[start of Extracted records]

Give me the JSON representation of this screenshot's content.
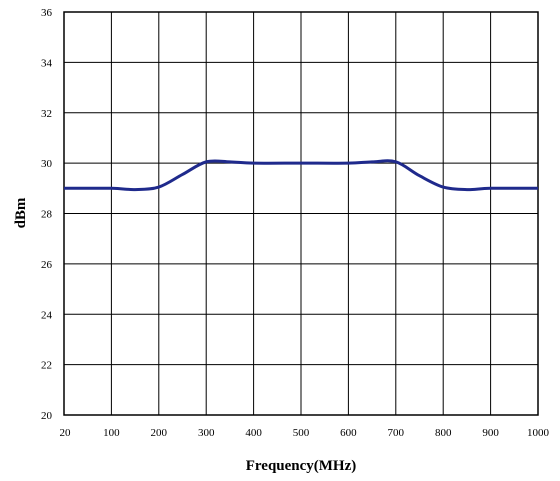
{
  "chart_data": {
    "type": "line",
    "title": "",
    "xlabel": "Frequency(MHz)",
    "ylabel": "dBm",
    "xlim": [
      20,
      1000
    ],
    "ylim": [
      20,
      36
    ],
    "x_ticks": [
      "20",
      "100",
      "200",
      "300",
      "400",
      "500",
      "600",
      "700",
      "800",
      "900",
      "1000"
    ],
    "y_ticks": [
      "20",
      "22",
      "24",
      "26",
      "28",
      "30",
      "32",
      "34",
      "36"
    ],
    "grid": true,
    "legend": "none",
    "line_color": "#1f2a8c",
    "series": [
      {
        "x": [
          20,
          100,
          150,
          200,
          250,
          300,
          350,
          400,
          500,
          600,
          650,
          700,
          750,
          800,
          850,
          900,
          1000
        ],
        "y": [
          29,
          29,
          28.95,
          29.05,
          29.55,
          30.05,
          30.05,
          30,
          30,
          30,
          30.05,
          30.05,
          29.5,
          29.05,
          28.95,
          29,
          29
        ]
      }
    ]
  }
}
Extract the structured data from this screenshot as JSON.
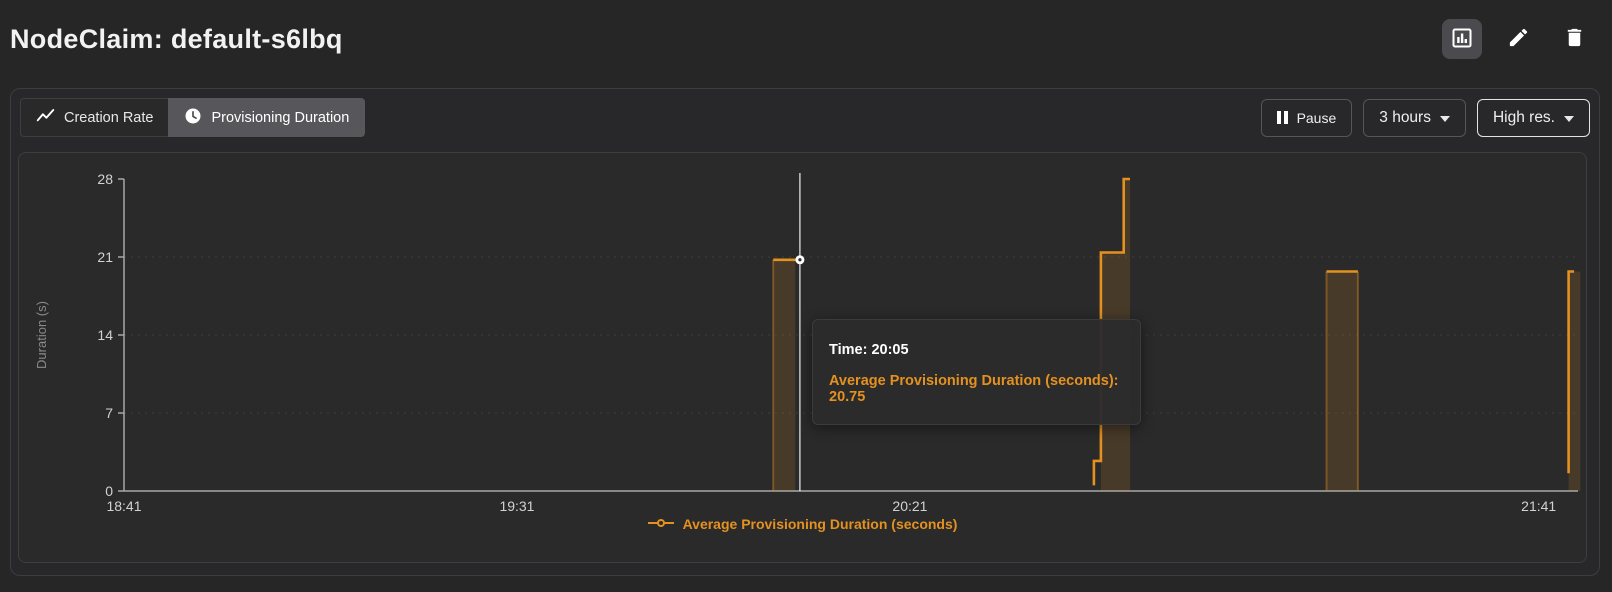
{
  "header": {
    "title": "NodeClaim: default-s6lbq"
  },
  "toolbar": {
    "tabs": [
      {
        "label": "Creation Rate",
        "selected": false
      },
      {
        "label": "Provisioning Duration",
        "selected": true
      }
    ],
    "pause_label": "Pause",
    "time_range_value": "3 hours",
    "resolution_value": "High res."
  },
  "tooltip": {
    "time": "Time: 20:05",
    "series": "Average Provisioning Duration (seconds): 20.75"
  },
  "colors": {
    "accent_orange": "#e5911f",
    "grid": "#3d3d3d",
    "axis": "#a8a8a8",
    "tick_text": "#d2d2d2",
    "axis_title": "#8a8a8a",
    "crosshair": "#ffffff"
  },
  "chart_data": {
    "type": "line",
    "variant": "step-area",
    "title": "",
    "xlabel": "",
    "ylabel": "Duration (s)",
    "ylim": [
      0,
      28
    ],
    "y_ticks": [
      0,
      7,
      14,
      21,
      28
    ],
    "x_range_minutes": [
      0,
      185
    ],
    "x_start_time": "18:41",
    "x_ticks": [
      {
        "label": "18:41",
        "m": 0
      },
      {
        "label": "19:31",
        "m": 50
      },
      {
        "label": "20:21",
        "m": 100
      },
      {
        "label": "21:41",
        "m": 180
      }
    ],
    "grid": "horizontal-dashed",
    "legend_position": "bottom-center",
    "series": [
      {
        "name": "Average Provisioning Duration (seconds)",
        "color": "#e5911f",
        "spikes": [
          {
            "time_range": [
              "20:03",
              "20:05"
            ],
            "value": 20.75,
            "fill": [
              [
                82.6,
                0
              ],
              [
                82.6,
                20.75
              ],
              [
                85.4,
                20.75
              ],
              [
                85.4,
                0
              ]
            ],
            "bright": [
              [
                [
                  82.6,
                  20.75
                ],
                [
                  86,
                  20.75
                ]
              ]
            ],
            "dim": [
              [
                [
                  82.6,
                  0
                ],
                [
                  82.6,
                  20.75
                ]
              ]
            ]
          },
          {
            "time_range": [
              "20:44",
              "20:50"
            ],
            "values": [
              2.7,
              21.4,
              28
            ],
            "fill": [
              [
                124.3,
                0
              ],
              [
                124.3,
                21.4
              ],
              [
                127.2,
                21.4
              ],
              [
                127.2,
                28
              ],
              [
                128,
                28
              ],
              [
                128,
                0
              ]
            ],
            "bright": [
              [
                [
                  123.4,
                  0.5
                ],
                [
                  123.4,
                  2.7
                ],
                [
                  124.3,
                  2.7
                ],
                [
                  124.3,
                  21.4
                ],
                [
                  127.2,
                  21.4
                ],
                [
                  127.2,
                  28
                ],
                [
                  128,
                  28
                ]
              ]
            ],
            "dim": []
          },
          {
            "time_range": [
              "21:15",
              "21:19"
            ],
            "value": 19.7,
            "fill": [
              [
                153,
                0
              ],
              [
                153,
                19.7
              ],
              [
                157,
                19.7
              ],
              [
                157,
                0
              ]
            ],
            "bright": [
              [
                [
                  153,
                  19.7
                ],
                [
                  157,
                  19.7
                ]
              ]
            ],
            "dim": [
              [
                [
                  153,
                  0
                ],
                [
                  153,
                  19.7
                ]
              ],
              [
                [
                  157,
                  19.7
                ],
                [
                  157,
                  0
                ]
              ]
            ]
          },
          {
            "time_range": [
              "21:45",
              ""
            ],
            "value": 19.7,
            "fill": [
              [
                183.8,
                0
              ],
              [
                183.8,
                19.7
              ],
              [
                185.3,
                19.7
              ],
              [
                185.3,
                0
              ]
            ],
            "bright": [
              [
                [
                  183.8,
                  1.6
                ],
                [
                  183.8,
                  19.7
                ],
                [
                  184.5,
                  19.7
                ]
              ]
            ],
            "dim": []
          }
        ]
      }
    ],
    "hover": {
      "m": 86,
      "time": "20:05",
      "value": 20.75
    }
  }
}
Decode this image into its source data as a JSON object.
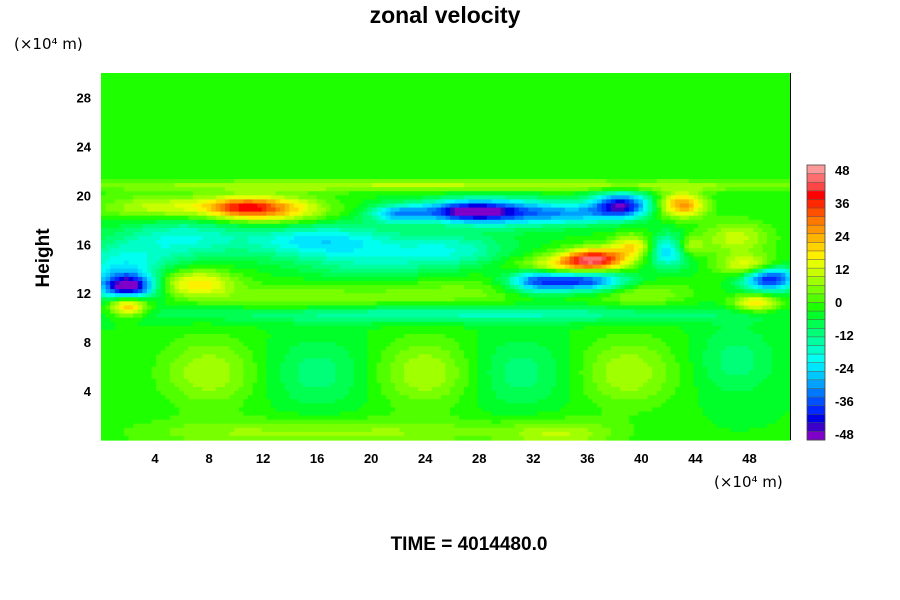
{
  "chart_data": {
    "type": "heatmap",
    "title": "zonal velocity",
    "ylabel": "Height",
    "y_unit_label": "(×10⁴ m)",
    "x_unit_label": "(×10⁴ m)",
    "footer": "TIME = 4014480.0",
    "xlim": [
      0,
      51
    ],
    "ylim": [
      0,
      30
    ],
    "x_ticks": [
      "4",
      "8",
      "12",
      "16",
      "20",
      "24",
      "28",
      "32",
      "36",
      "40",
      "44",
      "48"
    ],
    "y_ticks": [
      "4",
      "8",
      "12",
      "16",
      "20",
      "24",
      "28"
    ],
    "colorbar": {
      "range": [
        -50,
        50
      ],
      "step": 4,
      "ticks": [
        "48",
        "36",
        "24",
        "12",
        "0",
        "-12",
        "-24",
        "-36",
        "-48"
      ],
      "colors": [
        "#7f00c8",
        "#3c00c8",
        "#0000e6",
        "#0028ff",
        "#0050ff",
        "#0078ff",
        "#00a0ff",
        "#00c8ff",
        "#00e6ff",
        "#00fff0",
        "#00ffc8",
        "#00ffa0",
        "#00ff78",
        "#00ff50",
        "#00ff28",
        "#1eff00",
        "#50ff00",
        "#78ff00",
        "#a0ff00",
        "#c8ff00",
        "#e6ff00",
        "#fff000",
        "#ffd200",
        "#ffb400",
        "#ff9600",
        "#ff7800",
        "#ff5000",
        "#ff2800",
        "#ff0000",
        "#ff4646",
        "#ff6e6e",
        "#ff9a9a"
      ]
    },
    "background_value": -3,
    "features": [
      {
        "x": 2,
        "y": 12.5,
        "v": -42,
        "rx": 1.3,
        "ry": 0.7
      },
      {
        "x": 1.5,
        "y": 14,
        "v": -18,
        "rx": 2.5,
        "ry": 1.5
      },
      {
        "x": 2,
        "y": 11,
        "v": 30,
        "rx": 1.0,
        "ry": 0.6
      },
      {
        "x": 7,
        "y": 12.8,
        "v": 22,
        "rx": 2.0,
        "ry": 0.8
      },
      {
        "x": 6,
        "y": 16.5,
        "v": -15,
        "rx": 3.0,
        "ry": 1.2
      },
      {
        "x": 10.5,
        "y": 19,
        "v": 30,
        "rx": 2.0,
        "ry": 0.6
      },
      {
        "x": 13.5,
        "y": 18.8,
        "v": 20,
        "rx": 2.5,
        "ry": 0.8
      },
      {
        "x": 5,
        "y": 19,
        "v": 16,
        "rx": 3.5,
        "ry": 0.7
      },
      {
        "x": 16,
        "y": 16.3,
        "v": -20,
        "rx": 4.0,
        "ry": 1.0
      },
      {
        "x": 20,
        "y": 14.5,
        "v": -10,
        "rx": 3.5,
        "ry": 1.2
      },
      {
        "x": 22,
        "y": 18.5,
        "v": -24,
        "rx": 1.5,
        "ry": 0.5
      },
      {
        "x": 27,
        "y": 18.7,
        "v": -36,
        "rx": 2.5,
        "ry": 0.6
      },
      {
        "x": 30,
        "y": 18.6,
        "v": -22,
        "rx": 3.0,
        "ry": 0.8
      },
      {
        "x": 26,
        "y": 15.5,
        "v": -14,
        "rx": 3.0,
        "ry": 1.0
      },
      {
        "x": 38.5,
        "y": 19.2,
        "v": -40,
        "rx": 1.5,
        "ry": 0.7
      },
      {
        "x": 35,
        "y": 18.5,
        "v": -20,
        "rx": 2.5,
        "ry": 0.6
      },
      {
        "x": 43,
        "y": 19.2,
        "v": 30,
        "rx": 1.2,
        "ry": 0.7
      },
      {
        "x": 36.5,
        "y": 14.8,
        "v": 42,
        "rx": 1.6,
        "ry": 0.6
      },
      {
        "x": 34,
        "y": 14.2,
        "v": 20,
        "rx": 2.5,
        "ry": 0.6
      },
      {
        "x": 35.5,
        "y": 13,
        "v": -38,
        "rx": 2.5,
        "ry": 0.6
      },
      {
        "x": 32,
        "y": 13,
        "v": -22,
        "rx": 1.5,
        "ry": 0.7
      },
      {
        "x": 39.5,
        "y": 15.8,
        "v": 22,
        "rx": 1.2,
        "ry": 0.7
      },
      {
        "x": 42,
        "y": 15.5,
        "v": -26,
        "rx": 1.2,
        "ry": 0.9
      },
      {
        "x": 43.5,
        "y": 15.8,
        "v": 18,
        "rx": 0.8,
        "ry": 0.6
      },
      {
        "x": 49.5,
        "y": 13.2,
        "v": -40,
        "rx": 1.4,
        "ry": 0.7
      },
      {
        "x": 48,
        "y": 14.2,
        "v": 20,
        "rx": 1.5,
        "ry": 0.6
      },
      {
        "x": 48.5,
        "y": 11.2,
        "v": 22,
        "rx": 1.2,
        "ry": 0.5
      },
      {
        "x": 47,
        "y": 16.5,
        "v": 14,
        "rx": 1.8,
        "ry": 1.0
      },
      {
        "x": 40,
        "y": 12,
        "v": 10,
        "rx": 2.5,
        "ry": 0.8
      },
      {
        "x": 25,
        "y": 12,
        "v": 8,
        "rx": 6.0,
        "ry": 1.0
      },
      {
        "x": 14,
        "y": 11.5,
        "v": 8,
        "rx": 4.0,
        "ry": 0.8
      },
      {
        "x": 26,
        "y": 10.3,
        "v": -15,
        "rx": 14.0,
        "ry": 0.5
      },
      {
        "x": 15,
        "y": 20.8,
        "v": 10,
        "rx": 16.0,
        "ry": 0.35
      },
      {
        "x": 40,
        "y": 20.8,
        "v": 8,
        "rx": 14.0,
        "ry": 0.35
      },
      {
        "x": 8,
        "y": 5.5,
        "v": 12,
        "rx": 2.5,
        "ry": 2.0
      },
      {
        "x": 24,
        "y": 5.5,
        "v": 12,
        "rx": 2.5,
        "ry": 2.0
      },
      {
        "x": 39,
        "y": 5.5,
        "v": 12,
        "rx": 2.5,
        "ry": 2.0
      },
      {
        "x": 16,
        "y": 5.5,
        "v": -8,
        "rx": 2.5,
        "ry": 2.0
      },
      {
        "x": 31,
        "y": 5.5,
        "v": -8,
        "rx": 2.5,
        "ry": 2.0
      },
      {
        "x": 47,
        "y": 6.5,
        "v": -8,
        "rx": 2.0,
        "ry": 2.0
      },
      {
        "x": 34,
        "y": 0.5,
        "v": 12,
        "rx": 3.0,
        "ry": 0.8
      },
      {
        "x": 10,
        "y": 0.6,
        "v": 8,
        "rx": 6.0,
        "ry": 0.8
      },
      {
        "x": 22,
        "y": 0.6,
        "v": 8,
        "rx": 6.0,
        "ry": 0.8
      }
    ]
  }
}
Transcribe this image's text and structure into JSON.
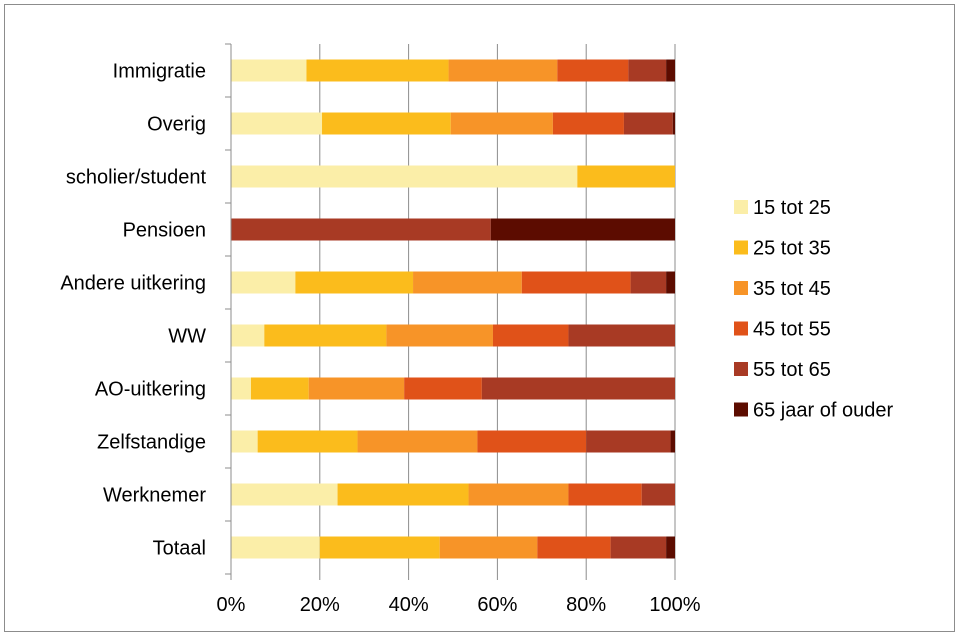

[end of Extracted records]

*What needs to be done*. Of all the lines in the material above, how many contain the word "seconds"? Give only the count.

*Response to the task*. 2